◆ EXERCISE PROMPT:
Identify the lines containing the word "name". Copy each one.
★ ★ ★
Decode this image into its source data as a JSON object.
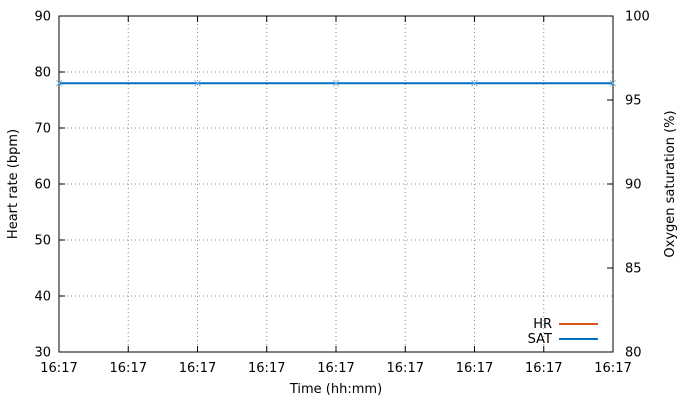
{
  "chart_data": {
    "type": "line",
    "xlabel": "Time (hh:mm)",
    "ylabel_left": "Heart rate (bpm)",
    "ylabel_right": "Oxygen saturation (%)",
    "x_tick_labels": [
      "16:17",
      "16:17",
      "16:17",
      "16:17",
      "16:17",
      "16:17",
      "16:17",
      "16:17",
      "16:17"
    ],
    "ylim_left": [
      30,
      90
    ],
    "yticks_left": [
      30,
      40,
      50,
      60,
      70,
      80,
      90
    ],
    "ylim_right": [
      80,
      100
    ],
    "yticks_right": [
      80,
      85,
      90,
      95,
      100
    ],
    "grid": true,
    "legend_position": "bottom-right",
    "series": [
      {
        "name": "HR",
        "axis": "left",
        "color": "#d95319",
        "values": []
      },
      {
        "name": "SAT",
        "axis": "right",
        "color": "#0072bd",
        "marker_color": "#7fb8e6",
        "values": [
          96,
          96,
          96,
          96,
          96
        ]
      }
    ]
  }
}
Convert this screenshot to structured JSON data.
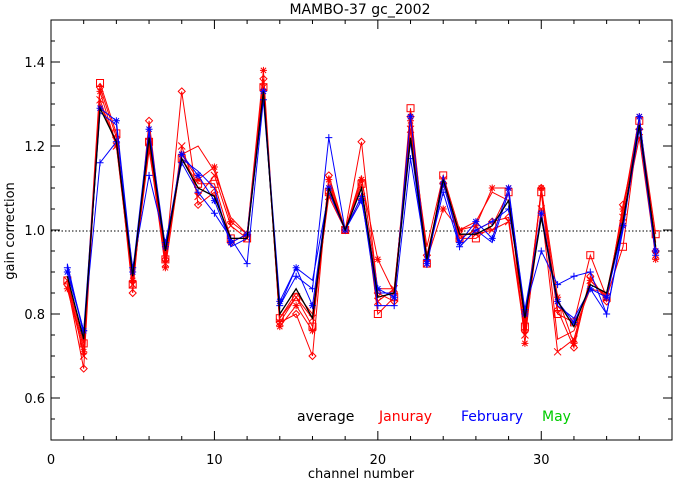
{
  "chart_data": {
    "type": "line",
    "title": "MAMBO-37 gc_2002",
    "xlabel": "channel number",
    "ylabel": "gain correction",
    "xlim": [
      0,
      38
    ],
    "ylim": [
      0.5,
      1.5
    ],
    "xticks": [
      0,
      10,
      20,
      30
    ],
    "xtick_labels": [
      "0",
      "10",
      "20",
      "30"
    ],
    "yticks": [
      0.6,
      0.8,
      1.0,
      1.2,
      1.4
    ],
    "ytick_labels": [
      "0.6",
      "0.8",
      "1.0",
      "1.2",
      "1.4"
    ],
    "reference_line": 1.0,
    "grid": false,
    "legend": {
      "placement": "bottom-right",
      "entries": [
        {
          "label": "average",
          "color": "#000000"
        },
        {
          "label": "Januray",
          "color": "#ff0000"
        },
        {
          "label": "February",
          "color": "#0000ff"
        },
        {
          "label": "May",
          "color": "#00cc00"
        }
      ]
    },
    "x": [
      1,
      2,
      3,
      4,
      5,
      6,
      7,
      8,
      9,
      10,
      11,
      12,
      13,
      14,
      15,
      16,
      17,
      18,
      19,
      20,
      21,
      22,
      23,
      24,
      25,
      26,
      27,
      28,
      29,
      30,
      31,
      32,
      33,
      34,
      35,
      36,
      37
    ],
    "series": [
      {
        "name": "average",
        "color": "#000000",
        "marker": "none",
        "values": [
          0.89,
          0.74,
          1.29,
          1.21,
          0.89,
          1.22,
          0.95,
          1.17,
          1.1,
          1.08,
          0.98,
          0.98,
          1.33,
          0.8,
          0.86,
          0.79,
          1.1,
          1.0,
          1.1,
          0.84,
          0.85,
          1.22,
          0.93,
          1.12,
          0.99,
          0.99,
          1.01,
          1.07,
          0.79,
          1.03,
          0.83,
          0.77,
          0.87,
          0.85,
          1.02,
          1.25,
          0.96
        ]
      },
      {
        "color": "#ff0000",
        "marker": "square",
        "values": [
          0.88,
          0.73,
          1.35,
          1.23,
          0.87,
          1.21,
          0.93,
          1.17,
          1.11,
          1.11,
          0.98,
          0.98,
          1.34,
          0.79,
          0.84,
          0.77,
          1.09,
          1.0,
          1.11,
          0.8,
          0.84,
          1.29,
          0.92,
          1.13,
          0.98,
          0.98,
          1.01,
          1.09,
          0.77,
          1.09,
          0.8,
          0.78,
          0.94,
          0.84,
          0.96,
          1.26,
          0.99
        ]
      },
      {
        "color": "#ff0000",
        "marker": "diamond",
        "values": [
          0.87,
          0.67,
          1.34,
          1.22,
          0.85,
          1.26,
          0.93,
          1.33,
          1.06,
          1.09,
          0.97,
          0.99,
          1.36,
          0.78,
          0.8,
          0.7,
          1.13,
          1.0,
          1.21,
          0.85,
          0.83,
          1.27,
          0.94,
          1.11,
          0.98,
          1.0,
          1.02,
          1.03,
          0.76,
          1.1,
          0.81,
          0.72,
          0.89,
          0.83,
          1.06,
          1.24,
          0.95
        ]
      },
      {
        "color": "#ff0000",
        "marker": "asterisk",
        "values": [
          0.86,
          0.71,
          1.33,
          1.2,
          0.88,
          1.2,
          0.91,
          1.18,
          1.12,
          1.15,
          1.02,
          0.99,
          1.38,
          0.77,
          0.82,
          0.76,
          1.12,
          1.0,
          1.12,
          0.93,
          0.85,
          1.26,
          0.93,
          1.05,
          1.0,
          1.01,
          1.1,
          1.1,
          0.73,
          1.1,
          0.84,
          0.73,
          0.88,
          0.84,
          1.05,
          1.27,
          0.93
        ]
      },
      {
        "color": "#ff0000",
        "marker": "cross",
        "values": [
          0.88,
          0.7,
          1.31,
          1.2,
          0.87,
          1.21,
          0.92,
          1.2,
          1.08,
          1.13,
          1.01,
          0.98,
          1.34,
          0.78,
          0.84,
          0.79,
          1.08,
          1.0,
          1.08,
          0.83,
          0.86,
          1.24,
          0.92,
          1.12,
          0.99,
          0.99,
          1.0,
          1.02,
          0.75,
          1.05,
          0.71,
          0.74,
          0.88,
          0.84,
          1.03,
          1.22,
          0.94
        ]
      },
      {
        "color": "#ff0000",
        "marker": "none",
        "values": [
          0.87,
          0.72,
          1.3,
          1.21,
          0.88,
          1.19,
          0.94,
          1.18,
          1.2,
          1.14,
          1.03,
          0.99,
          1.33,
          0.79,
          0.85,
          0.8,
          1.11,
          1.0,
          1.13,
          0.86,
          0.86,
          1.24,
          0.96,
          1.13,
          1.0,
          1.02,
          1.09,
          1.07,
          0.78,
          1.09,
          0.74,
          0.76,
          0.86,
          0.85,
          1.04,
          1.26,
          0.97
        ]
      },
      {
        "color": "#0000ff",
        "marker": "plus",
        "values": [
          0.91,
          0.76,
          1.16,
          1.21,
          0.91,
          1.13,
          0.97,
          1.16,
          1.09,
          1.04,
          0.98,
          0.92,
          1.31,
          0.82,
          0.89,
          0.86,
          1.22,
          1.0,
          1.08,
          0.82,
          0.82,
          1.17,
          0.93,
          1.09,
          0.96,
          1.0,
          1.02,
          1.05,
          0.81,
          0.95,
          0.87,
          0.89,
          0.9,
          0.8,
          1.01,
          1.24,
          0.94
        ]
      },
      {
        "color": "#0000ff",
        "marker": "asterisk",
        "values": [
          0.9,
          0.76,
          1.29,
          1.26,
          0.9,
          1.24,
          0.96,
          1.18,
          1.13,
          1.07,
          0.97,
          0.99,
          1.33,
          0.83,
          0.91,
          0.82,
          1.1,
          1.0,
          1.07,
          0.86,
          0.84,
          1.27,
          0.92,
          1.11,
          0.97,
          1.02,
          0.98,
          1.1,
          0.8,
          1.04,
          0.83,
          0.78,
          0.86,
          0.84,
          1.01,
          1.27,
          0.95
        ]
      },
      {
        "color": "#0000ff",
        "marker": "none",
        "values": [
          0.92,
          0.75,
          1.28,
          1.25,
          0.89,
          1.23,
          0.95,
          1.17,
          1.14,
          1.1,
          0.96,
          0.98,
          1.32,
          0.82,
          0.91,
          0.88,
          1.09,
          1.0,
          1.1,
          0.85,
          0.85,
          1.21,
          0.91,
          1.13,
          0.96,
          1.0,
          0.97,
          1.09,
          0.81,
          1.03,
          0.82,
          0.79,
          0.86,
          0.8,
          1.0,
          1.27,
          0.94
        ]
      }
    ]
  }
}
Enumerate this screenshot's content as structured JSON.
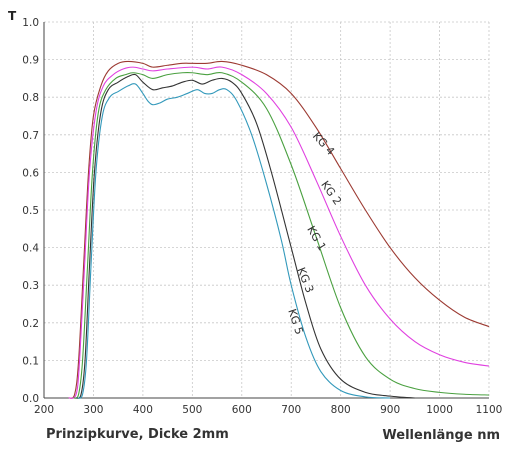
{
  "chart_data": {
    "type": "line",
    "ylabel": "T",
    "xlabel": "Wellenlänge nm",
    "caption": "Prinzipkurve, Dicke 2mm",
    "xlim": [
      200,
      1100
    ],
    "ylim": [
      0,
      1.0
    ],
    "x_ticks": [
      "200",
      "300",
      "400",
      "500",
      "600",
      "700",
      "800",
      "900",
      "1000",
      "1100"
    ],
    "y_ticks": [
      "0.0",
      "0.1",
      "0.2",
      "0.3",
      "0.4",
      "0.5",
      "0.6",
      "0.7",
      "0.8",
      "0.9",
      "1.0"
    ],
    "grid": true,
    "series": [
      {
        "name": "KG 4",
        "color": "#9c3a32",
        "label_at": {
          "x": 760,
          "y": 0.67,
          "angle": 48
        },
        "points": [
          [
            250,
            0
          ],
          [
            262,
            0.01
          ],
          [
            270,
            0.1
          ],
          [
            280,
            0.35
          ],
          [
            290,
            0.6
          ],
          [
            300,
            0.75
          ],
          [
            315,
            0.83
          ],
          [
            330,
            0.87
          ],
          [
            350,
            0.89
          ],
          [
            370,
            0.895
          ],
          [
            400,
            0.89
          ],
          [
            420,
            0.88
          ],
          [
            450,
            0.885
          ],
          [
            480,
            0.89
          ],
          [
            500,
            0.89
          ],
          [
            530,
            0.89
          ],
          [
            560,
            0.895
          ],
          [
            600,
            0.885
          ],
          [
            650,
            0.86
          ],
          [
            700,
            0.81
          ],
          [
            750,
            0.72
          ],
          [
            800,
            0.61
          ],
          [
            850,
            0.5
          ],
          [
            900,
            0.4
          ],
          [
            950,
            0.32
          ],
          [
            1000,
            0.26
          ],
          [
            1050,
            0.215
          ],
          [
            1100,
            0.19
          ]
        ]
      },
      {
        "name": "KG 2",
        "color": "#e040e0",
        "label_at": {
          "x": 775,
          "y": 0.54,
          "angle": 55
        },
        "points": [
          [
            250,
            0
          ],
          [
            265,
            0.01
          ],
          [
            272,
            0.1
          ],
          [
            282,
            0.35
          ],
          [
            292,
            0.6
          ],
          [
            305,
            0.76
          ],
          [
            320,
            0.83
          ],
          [
            340,
            0.86
          ],
          [
            360,
            0.875
          ],
          [
            380,
            0.88
          ],
          [
            400,
            0.875
          ],
          [
            420,
            0.87
          ],
          [
            450,
            0.875
          ],
          [
            500,
            0.88
          ],
          [
            530,
            0.875
          ],
          [
            560,
            0.88
          ],
          [
            600,
            0.86
          ],
          [
            650,
            0.81
          ],
          [
            700,
            0.72
          ],
          [
            750,
            0.58
          ],
          [
            800,
            0.43
          ],
          [
            850,
            0.3
          ],
          [
            900,
            0.21
          ],
          [
            950,
            0.15
          ],
          [
            1000,
            0.115
          ],
          [
            1050,
            0.095
          ],
          [
            1100,
            0.085
          ]
        ]
      },
      {
        "name": "KG 1",
        "color": "#4aa040",
        "label_at": {
          "x": 745,
          "y": 0.42,
          "angle": 60
        },
        "points": [
          [
            260,
            0
          ],
          [
            270,
            0.01
          ],
          [
            278,
            0.1
          ],
          [
            288,
            0.35
          ],
          [
            298,
            0.6
          ],
          [
            310,
            0.76
          ],
          [
            325,
            0.82
          ],
          [
            345,
            0.85
          ],
          [
            365,
            0.86
          ],
          [
            380,
            0.865
          ],
          [
            400,
            0.86
          ],
          [
            420,
            0.85
          ],
          [
            450,
            0.86
          ],
          [
            480,
            0.865
          ],
          [
            500,
            0.865
          ],
          [
            530,
            0.86
          ],
          [
            560,
            0.865
          ],
          [
            600,
            0.84
          ],
          [
            650,
            0.77
          ],
          [
            700,
            0.62
          ],
          [
            750,
            0.43
          ],
          [
            800,
            0.24
          ],
          [
            850,
            0.11
          ],
          [
            900,
            0.05
          ],
          [
            950,
            0.025
          ],
          [
            1000,
            0.015
          ],
          [
            1050,
            0.01
          ],
          [
            1100,
            0.008
          ]
        ]
      },
      {
        "name": "KG 3",
        "color": "#333333",
        "label_at": {
          "x": 722,
          "y": 0.31,
          "angle": 68
        },
        "points": [
          [
            265,
            0
          ],
          [
            275,
            0.01
          ],
          [
            283,
            0.1
          ],
          [
            292,
            0.35
          ],
          [
            302,
            0.6
          ],
          [
            315,
            0.76
          ],
          [
            330,
            0.82
          ],
          [
            350,
            0.84
          ],
          [
            370,
            0.855
          ],
          [
            385,
            0.86
          ],
          [
            400,
            0.84
          ],
          [
            420,
            0.82
          ],
          [
            440,
            0.825
          ],
          [
            460,
            0.83
          ],
          [
            480,
            0.84
          ],
          [
            500,
            0.845
          ],
          [
            520,
            0.835
          ],
          [
            540,
            0.845
          ],
          [
            560,
            0.85
          ],
          [
            580,
            0.84
          ],
          [
            600,
            0.81
          ],
          [
            630,
            0.73
          ],
          [
            660,
            0.6
          ],
          [
            700,
            0.4
          ],
          [
            730,
            0.25
          ],
          [
            760,
            0.13
          ],
          [
            800,
            0.05
          ],
          [
            850,
            0.015
          ],
          [
            900,
            0.005
          ],
          [
            950,
            0
          ]
        ]
      },
      {
        "name": "KG 5",
        "color": "#3399bb",
        "label_at": {
          "x": 702,
          "y": 0.2,
          "angle": 72
        },
        "points": [
          [
            268,
            0
          ],
          [
            278,
            0.01
          ],
          [
            286,
            0.1
          ],
          [
            295,
            0.35
          ],
          [
            305,
            0.6
          ],
          [
            318,
            0.75
          ],
          [
            333,
            0.8
          ],
          [
            350,
            0.815
          ],
          [
            370,
            0.83
          ],
          [
            385,
            0.835
          ],
          [
            400,
            0.81
          ],
          [
            410,
            0.79
          ],
          [
            420,
            0.78
          ],
          [
            435,
            0.785
          ],
          [
            450,
            0.795
          ],
          [
            470,
            0.8
          ],
          [
            490,
            0.81
          ],
          [
            510,
            0.82
          ],
          [
            525,
            0.81
          ],
          [
            540,
            0.81
          ],
          [
            555,
            0.82
          ],
          [
            570,
            0.82
          ],
          [
            590,
            0.79
          ],
          [
            620,
            0.7
          ],
          [
            650,
            0.57
          ],
          [
            680,
            0.42
          ],
          [
            700,
            0.3
          ],
          [
            730,
            0.16
          ],
          [
            760,
            0.07
          ],
          [
            800,
            0.02
          ],
          [
            850,
            0.003
          ],
          [
            900,
            0
          ]
        ]
      }
    ]
  }
}
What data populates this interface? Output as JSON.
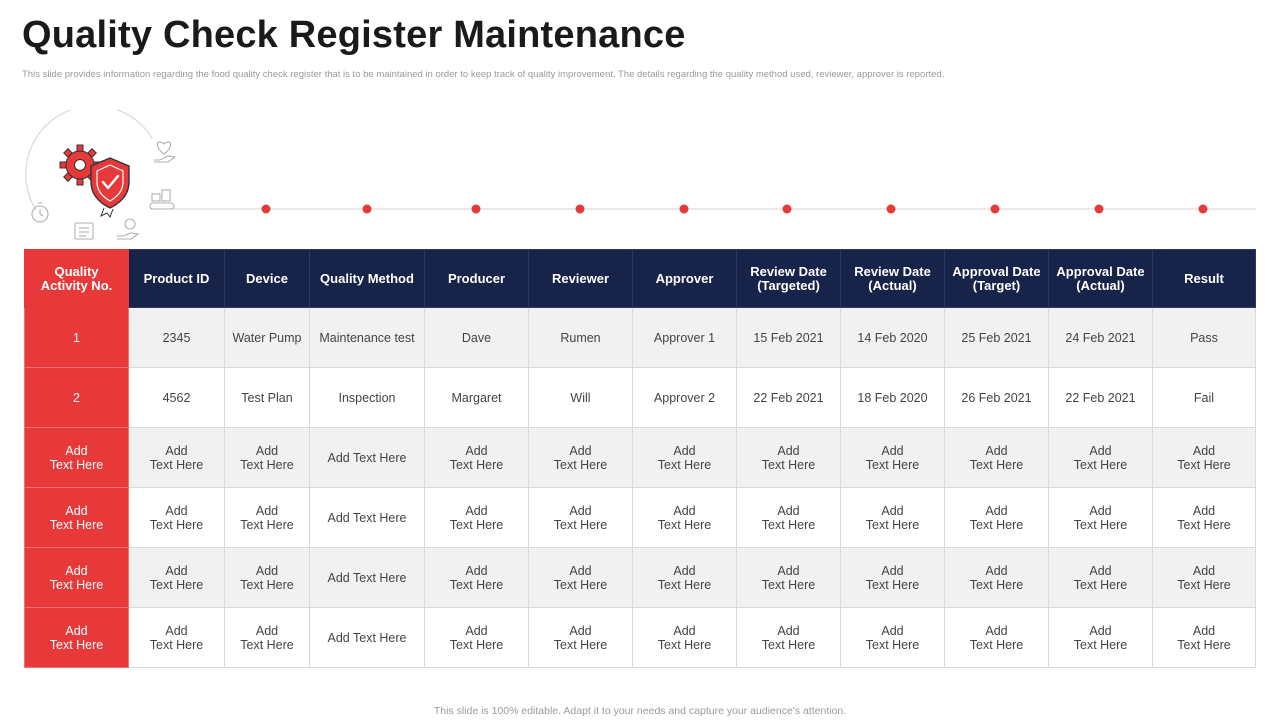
{
  "page": {
    "title": "Quality Check Register Maintenance",
    "subtitle": "This slide provides information regarding the food quality check register that is to be maintained  in order to keep track of quality improvement. The details regarding the quality method used, reviewer, approver is reported.",
    "footer": "This slide is 100% editable.  Adapt it to your needs and capture your audience's attention."
  },
  "graphic": {
    "main_icons": [
      "gear-icon",
      "shield-check-icon"
    ],
    "orbit_icons": [
      "hand-heart-icon",
      "stopwatch-icon",
      "conveyor-icon",
      "document-icon",
      "hand-coin-icon"
    ],
    "timeline_dot_count": 10
  },
  "colors": {
    "accent": "#e8393a",
    "header_bg": "#18234a",
    "row_alt": "#f1f1f1",
    "title": "#1a1a1a",
    "muted": "#9a9a9a"
  },
  "table": {
    "headers": [
      "Quality\nActivity No.",
      "Product ID",
      "Device",
      "Quality Method",
      "Producer",
      "Reviewer",
      "Approver",
      "Review Date\n(Targeted)",
      "Review Date\n(Actual)",
      "Approval Date\n(Target)",
      "Approval Date\n(Actual)",
      "Result"
    ],
    "rows": [
      [
        "1",
        "2345",
        "Water Pump",
        "Maintenance test",
        "Dave",
        "Rumen",
        "Approver 1",
        "15 Feb 2021",
        "14 Feb 2020",
        "25 Feb 2021",
        "24 Feb 2021",
        "Pass"
      ],
      [
        "2",
        "4562",
        "Test Plan",
        "Inspection",
        "Margaret",
        "Will",
        "Approver 2",
        "22 Feb 2021",
        "18 Feb 2020",
        "26 Feb 2021",
        "22 Feb 2021",
        "Fail"
      ],
      [
        "Add\nText Here",
        "Add\nText Here",
        "Add\nText Here",
        "Add Text Here",
        "Add\nText Here",
        "Add\nText Here",
        "Add\nText Here",
        "Add\nText Here",
        "Add\nText Here",
        "Add\nText Here",
        "Add\nText Here",
        "Add\nText Here"
      ],
      [
        "Add\nText Here",
        "Add\nText Here",
        "Add\nText Here",
        "Add Text Here",
        "Add\nText Here",
        "Add\nText Here",
        "Add\nText Here",
        "Add\nText Here",
        "Add\nText Here",
        "Add\nText Here",
        "Add\nText Here",
        "Add\nText Here"
      ],
      [
        "Add\nText Here",
        "Add\nText Here",
        "Add\nText Here",
        "Add Text Here",
        "Add\nText Here",
        "Add\nText Here",
        "Add\nText Here",
        "Add\nText Here",
        "Add\nText Here",
        "Add\nText Here",
        "Add\nText Here",
        "Add\nText Here"
      ],
      [
        "Add\nText Here",
        "Add\nText Here",
        "Add\nText Here",
        "Add Text Here",
        "Add\nText Here",
        "Add\nText Here",
        "Add\nText Here",
        "Add\nText Here",
        "Add\nText Here",
        "Add\nText Here",
        "Add\nText Here",
        "Add\nText Here"
      ]
    ]
  }
}
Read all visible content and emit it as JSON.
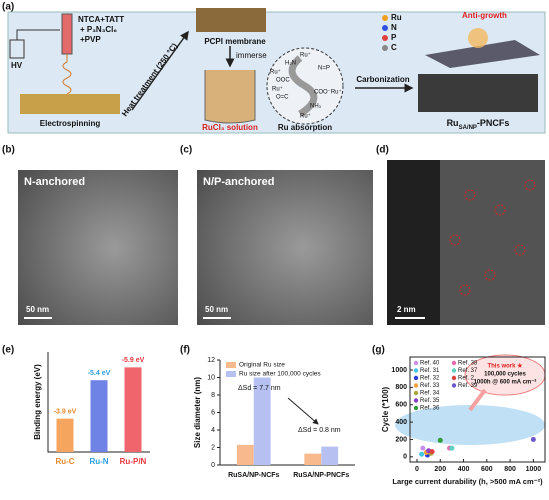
★ ★ ★
◆ TASK RESULT:
        "name": "HR",
        "name": "SAT",
        "name": "average",
        "name": "KG 4",
        "name": "KG 2",
        "name": "KG 1",
        "name": "KG 3",
        "name": "KG 5",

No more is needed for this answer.